GOAL
Locate the word "name" in the data below, then copy every line that holds it.

Structured figure records
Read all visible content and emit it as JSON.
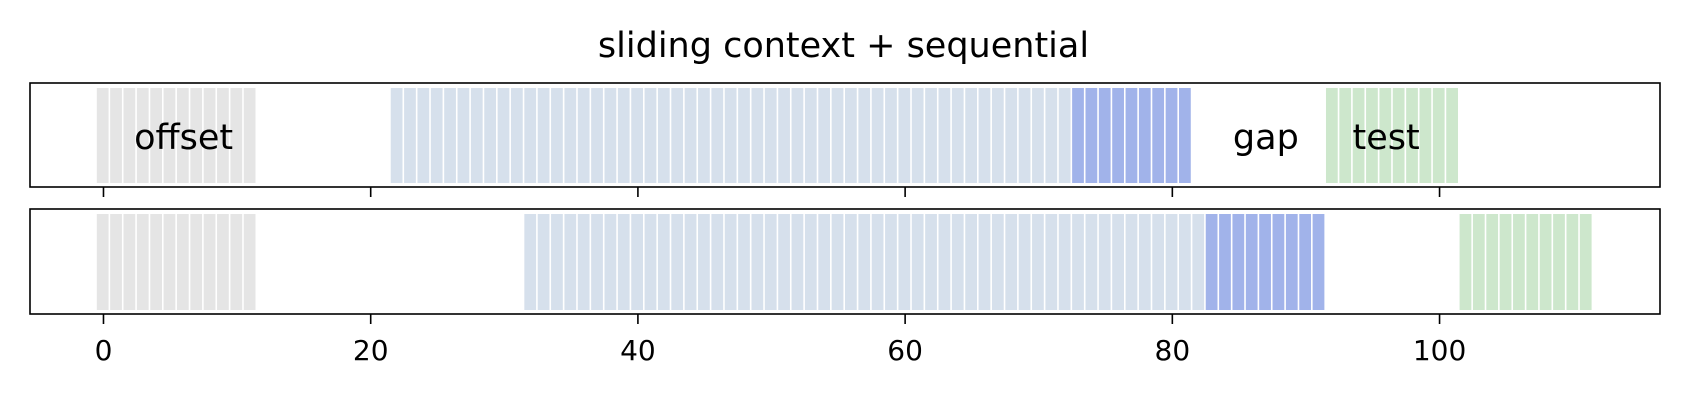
{
  "chart_data": {
    "type": "bar",
    "title": "sliding context + sequential",
    "xlabel": "",
    "ylabel": "",
    "xlim": [
      -5.5,
      116.5
    ],
    "xticks": [
      0,
      20,
      40,
      60,
      80,
      100
    ],
    "xtick_labels": [
      "0",
      "20",
      "40",
      "60",
      "80",
      "100"
    ],
    "grid": false,
    "legend": "none",
    "segment_colors": {
      "offset": "#e5e5e5",
      "context": "#d6e0ec",
      "sequential": "#a1b3ea",
      "test": "#cde7cc"
    },
    "panels": [
      {
        "segments": [
          {
            "kind": "offset",
            "start": 0,
            "end": 11
          },
          {
            "kind": "context",
            "start": 22,
            "end": 72
          },
          {
            "kind": "sequential",
            "start": 73,
            "end": 81
          },
          {
            "kind": "test",
            "start": 92,
            "end": 101
          }
        ],
        "annotations": [
          {
            "text": "offset",
            "x": 6
          },
          {
            "text": "gap",
            "x": 87
          },
          {
            "text": "test",
            "x": 96
          }
        ]
      },
      {
        "segments": [
          {
            "kind": "offset",
            "start": 0,
            "end": 11
          },
          {
            "kind": "context",
            "start": 32,
            "end": 82
          },
          {
            "kind": "sequential",
            "start": 83,
            "end": 91
          },
          {
            "kind": "test",
            "start": 102,
            "end": 111
          }
        ],
        "annotations": []
      }
    ]
  }
}
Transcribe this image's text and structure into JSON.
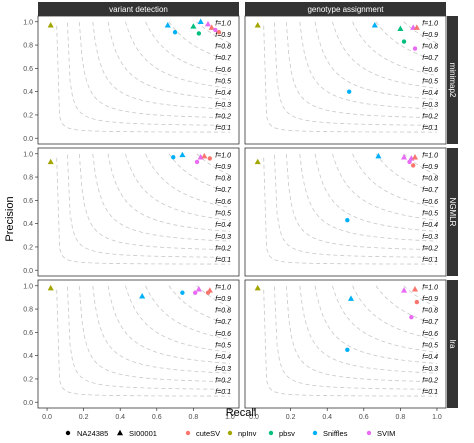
{
  "chart_data": {
    "type": "scatter",
    "xlabel": "Recall",
    "ylabel": "Precision",
    "xlim": [
      0,
      1
    ],
    "ylim": [
      0,
      1
    ],
    "x_ticks": [
      "0.0",
      "0.2",
      "0.4",
      "0.6",
      "0.8",
      "1.0"
    ],
    "y_ticks": [
      "0.0",
      "0.2",
      "0.4",
      "0.6",
      "0.8",
      "1.0"
    ],
    "grid": false,
    "legend_position": "bottom",
    "facet_columns": [
      "variant detection",
      "genotype assignment"
    ],
    "facet_rows": [
      "minimap2",
      "NGMLR",
      "lra"
    ],
    "f_contours": [
      1.0,
      0.9,
      0.8,
      0.7,
      0.6,
      0.5,
      0.4,
      0.3,
      0.2,
      0.1
    ],
    "f_label_prefix": "f=",
    "shape_legend": [
      {
        "label": "NA24385",
        "shape": "circle"
      },
      {
        "label": "SI00001",
        "shape": "triangle"
      }
    ],
    "tools": [
      {
        "name": "cuteSV",
        "color": "#F8766D"
      },
      {
        "name": "npInv",
        "color": "#A3A500"
      },
      {
        "name": "pbsv",
        "color": "#00BF7D"
      },
      {
        "name": "Sniffles",
        "color": "#00B0F6"
      },
      {
        "name": "SVIM",
        "color": "#E76BF3"
      }
    ],
    "panels": [
      {
        "row": 0,
        "col": 0,
        "points": [
          {
            "tool": "npInv",
            "sample": "SI00001",
            "x": 0.02,
            "y": 0.97
          },
          {
            "tool": "Sniffles",
            "sample": "SI00001",
            "x": 0.66,
            "y": 0.97
          },
          {
            "tool": "Sniffles",
            "sample": "NA24385",
            "x": 0.7,
            "y": 0.91
          },
          {
            "tool": "pbsv",
            "sample": "SI00001",
            "x": 0.8,
            "y": 0.96
          },
          {
            "tool": "pbsv",
            "sample": "NA24385",
            "x": 0.83,
            "y": 0.9
          },
          {
            "tool": "Sniffles",
            "sample": "SI00001",
            "x": 0.84,
            "y": 1.0
          },
          {
            "tool": "SVIM",
            "sample": "SI00001",
            "x": 0.88,
            "y": 0.98
          },
          {
            "tool": "cuteSV",
            "sample": "SI00001",
            "x": 0.9,
            "y": 0.95
          },
          {
            "tool": "SVIM",
            "sample": "NA24385",
            "x": 0.92,
            "y": 0.93
          },
          {
            "tool": "cuteSV",
            "sample": "NA24385",
            "x": 0.94,
            "y": 0.91
          }
        ]
      },
      {
        "row": 0,
        "col": 1,
        "points": [
          {
            "tool": "npInv",
            "sample": "SI00001",
            "x": 0.02,
            "y": 0.97
          },
          {
            "tool": "Sniffles",
            "sample": "SI00001",
            "x": 0.66,
            "y": 0.97
          },
          {
            "tool": "pbsv",
            "sample": "SI00001",
            "x": 0.8,
            "y": 0.94
          },
          {
            "tool": "SVIM",
            "sample": "SI00001",
            "x": 0.87,
            "y": 0.95
          },
          {
            "tool": "cuteSV",
            "sample": "SI00001",
            "x": 0.89,
            "y": 0.95
          },
          {
            "tool": "pbsv",
            "sample": "NA24385",
            "x": 0.82,
            "y": 0.83
          },
          {
            "tool": "SVIM",
            "sample": "NA24385",
            "x": 0.88,
            "y": 0.77
          },
          {
            "tool": "Sniffles",
            "sample": "NA24385",
            "x": 0.52,
            "y": 0.4
          }
        ]
      },
      {
        "row": 1,
        "col": 0,
        "points": [
          {
            "tool": "npInv",
            "sample": "SI00001",
            "x": 0.02,
            "y": 0.93
          },
          {
            "tool": "Sniffles",
            "sample": "NA24385",
            "x": 0.69,
            "y": 0.97
          },
          {
            "tool": "Sniffles",
            "sample": "SI00001",
            "x": 0.74,
            "y": 0.99
          },
          {
            "tool": "SVIM",
            "sample": "SI00001",
            "x": 0.84,
            "y": 0.97
          },
          {
            "tool": "SVIM",
            "sample": "NA24385",
            "x": 0.82,
            "y": 0.93
          },
          {
            "tool": "cuteSV",
            "sample": "SI00001",
            "x": 0.86,
            "y": 0.98
          },
          {
            "tool": "cuteSV",
            "sample": "NA24385",
            "x": 0.89,
            "y": 0.96
          }
        ]
      },
      {
        "row": 1,
        "col": 1,
        "points": [
          {
            "tool": "npInv",
            "sample": "SI00001",
            "x": 0.02,
            "y": 0.93
          },
          {
            "tool": "Sniffles",
            "sample": "SI00001",
            "x": 0.68,
            "y": 0.98
          },
          {
            "tool": "SVIM",
            "sample": "SI00001",
            "x": 0.82,
            "y": 0.97
          },
          {
            "tool": "SVIM",
            "sample": "SI00001",
            "x": 0.86,
            "y": 0.96
          },
          {
            "tool": "cuteSV",
            "sample": "SI00001",
            "x": 0.88,
            "y": 0.97
          },
          {
            "tool": "SVIM",
            "sample": "NA24385",
            "x": 0.85,
            "y": 0.93
          },
          {
            "tool": "cuteSV",
            "sample": "NA24385",
            "x": 0.87,
            "y": 0.9
          },
          {
            "tool": "Sniffles",
            "sample": "NA24385",
            "x": 0.51,
            "y": 0.43
          }
        ]
      },
      {
        "row": 2,
        "col": 0,
        "points": [
          {
            "tool": "npInv",
            "sample": "SI00001",
            "x": 0.02,
            "y": 0.98
          },
          {
            "tool": "Sniffles",
            "sample": "SI00001",
            "x": 0.52,
            "y": 0.91
          },
          {
            "tool": "Sniffles",
            "sample": "NA24385",
            "x": 0.74,
            "y": 0.94
          },
          {
            "tool": "SVIM",
            "sample": "SI00001",
            "x": 0.83,
            "y": 0.97
          },
          {
            "tool": "SVIM",
            "sample": "NA24385",
            "x": 0.81,
            "y": 0.94
          },
          {
            "tool": "cuteSV",
            "sample": "SI00001",
            "x": 0.89,
            "y": 0.96
          },
          {
            "tool": "cuteSV",
            "sample": "NA24385",
            "x": 0.88,
            "y": 0.94
          }
        ]
      },
      {
        "row": 2,
        "col": 1,
        "points": [
          {
            "tool": "npInv",
            "sample": "SI00001",
            "x": 0.02,
            "y": 0.98
          },
          {
            "tool": "Sniffles",
            "sample": "SI00001",
            "x": 0.53,
            "y": 0.89
          },
          {
            "tool": "SVIM",
            "sample": "SI00001",
            "x": 0.82,
            "y": 0.96
          },
          {
            "tool": "cuteSV",
            "sample": "SI00001",
            "x": 0.88,
            "y": 0.97
          },
          {
            "tool": "cuteSV",
            "sample": "NA24385",
            "x": 0.89,
            "y": 0.86
          },
          {
            "tool": "SVIM",
            "sample": "NA24385",
            "x": 0.86,
            "y": 0.73
          },
          {
            "tool": "Sniffles",
            "sample": "NA24385",
            "x": 0.51,
            "y": 0.45
          }
        ]
      }
    ]
  }
}
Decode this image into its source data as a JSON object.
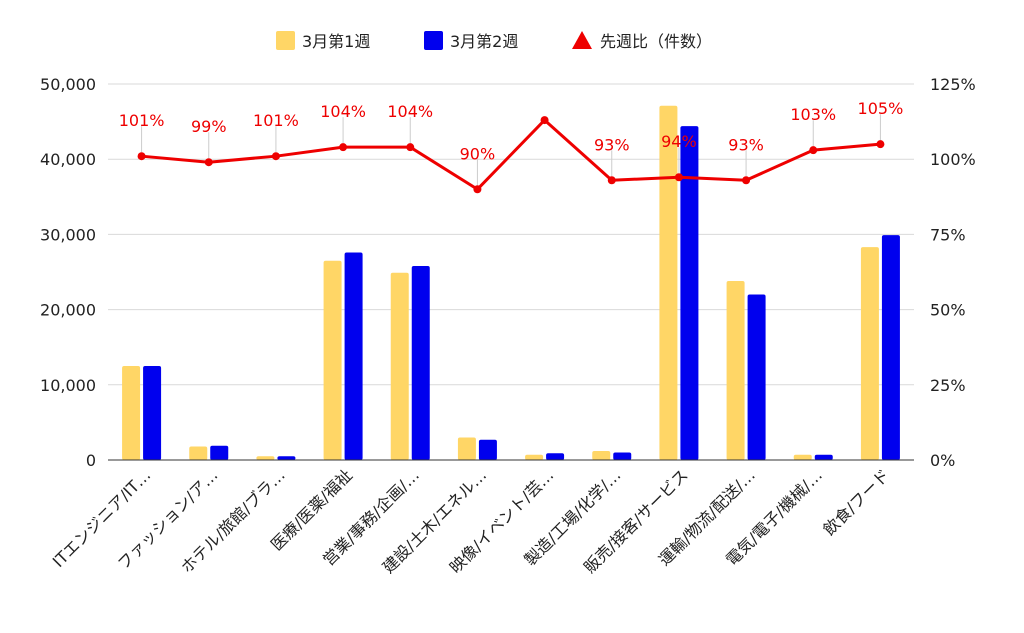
{
  "chart_data": {
    "type": "bar",
    "categories": [
      "ITエンジニア/IT…",
      "ファッション/ア…",
      "ホテル/旅館/ブラ…",
      "医療/医薬/福祉",
      "営業/事務/企画/…",
      "建設/土木/エネル…",
      "映像/イベント/芸…",
      "製造/工場/化学/…",
      "販売/接客/サービス",
      "運輸/物流/配送/…",
      "電気/電子/機械/…",
      "飲食/フード"
    ],
    "series": [
      {
        "name": "3月第1週",
        "kind": "bar",
        "axis": "left",
        "color": "#ffd666",
        "values": [
          12500,
          1800,
          500,
          26500,
          24900,
          3000,
          700,
          1200,
          47100,
          23800,
          700,
          28300
        ]
      },
      {
        "name": "3月第2週",
        "kind": "bar",
        "axis": "left",
        "color": "#0000ee",
        "values": [
          12500,
          1900,
          500,
          27600,
          25800,
          2700,
          900,
          1000,
          44400,
          22000,
          700,
          29900
        ]
      },
      {
        "name": "先週比（件数）",
        "kind": "line",
        "axis": "right",
        "color": "#ee0000",
        "values": [
          101,
          99,
          101,
          104,
          104,
          90,
          113,
          93,
          94,
          93,
          103,
          105
        ]
      }
    ],
    "line_labels": [
      "101%",
      "99%",
      "101%",
      "104%",
      "104%",
      "90%",
      "",
      "93%",
      "94%",
      "93%",
      "103%",
      "105%"
    ],
    "y_left": {
      "min": 0,
      "max": 50000,
      "ticks": [
        "0",
        "10,000",
        "20,000",
        "30,000",
        "40,000",
        "50,000"
      ]
    },
    "y_right": {
      "min": 0,
      "max": 125,
      "ticks": [
        "0%",
        "25%",
        "50%",
        "75%",
        "100%",
        "125%"
      ]
    },
    "legend_position": "top-center",
    "grid": true
  }
}
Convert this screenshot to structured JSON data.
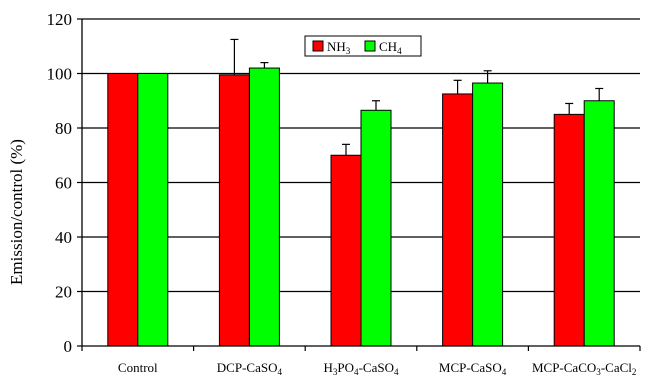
{
  "chart_data": {
    "type": "bar",
    "ylabel": "Emission/control (%)",
    "xlabel": "",
    "ylim": [
      0,
      120
    ],
    "yticks": [
      0,
      20,
      40,
      60,
      80,
      100,
      120
    ],
    "grid": "horizontal",
    "legend_placement": "top-center",
    "categories": [
      {
        "base": "Control",
        "parts": [
          {
            "t": "Control"
          }
        ]
      },
      {
        "base": "DCP-CaSO4",
        "parts": [
          {
            "t": "DCP-CaSO"
          },
          {
            "t": "4",
            "sub": true
          }
        ]
      },
      {
        "base": "H3PO4-CaSO4",
        "parts": [
          {
            "t": "H"
          },
          {
            "t": "3",
            "sub": true
          },
          {
            "t": "PO"
          },
          {
            "t": "4",
            "sub": true
          },
          {
            "t": "-CaSO"
          },
          {
            "t": "4",
            "sub": true
          }
        ]
      },
      {
        "base": "MCP-CaSO4",
        "parts": [
          {
            "t": "MCP-CaSO"
          },
          {
            "t": "4",
            "sub": true
          }
        ]
      },
      {
        "base": "MCP-CaCO3-CaCl2",
        "parts": [
          {
            "t": "MCP-CaCO"
          },
          {
            "t": "3",
            "sub": true
          },
          {
            "t": "-CaCl"
          },
          {
            "t": "2",
            "sub": true
          }
        ]
      }
    ],
    "series": [
      {
        "name": "NH3",
        "legend_parts": [
          {
            "t": "NH"
          },
          {
            "t": "3",
            "sub": true
          }
        ],
        "color": "#ff0000",
        "values": [
          100,
          99.5,
          70,
          92.5,
          85
        ],
        "errors": [
          0,
          13,
          4,
          5,
          4
        ]
      },
      {
        "name": "CH4",
        "legend_parts": [
          {
            "t": "CH"
          },
          {
            "t": "4",
            "sub": true
          }
        ],
        "color": "#00ff00",
        "values": [
          100,
          102,
          86.5,
          96.5,
          90
        ],
        "errors": [
          0,
          2,
          3.5,
          4.5,
          4.5
        ]
      }
    ]
  }
}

EXERCISE RESPONSE
        "name": "cuteSV",
        "name": "npInv",
        "name": "pbsv",
        "name": "Sniffles",
        "name": "SVIM",
        "name": "3月第1週",
        "name": "3月第2週",
        "name": "先週比（件数）",
        "name": "NH3",
        "name": "CH4",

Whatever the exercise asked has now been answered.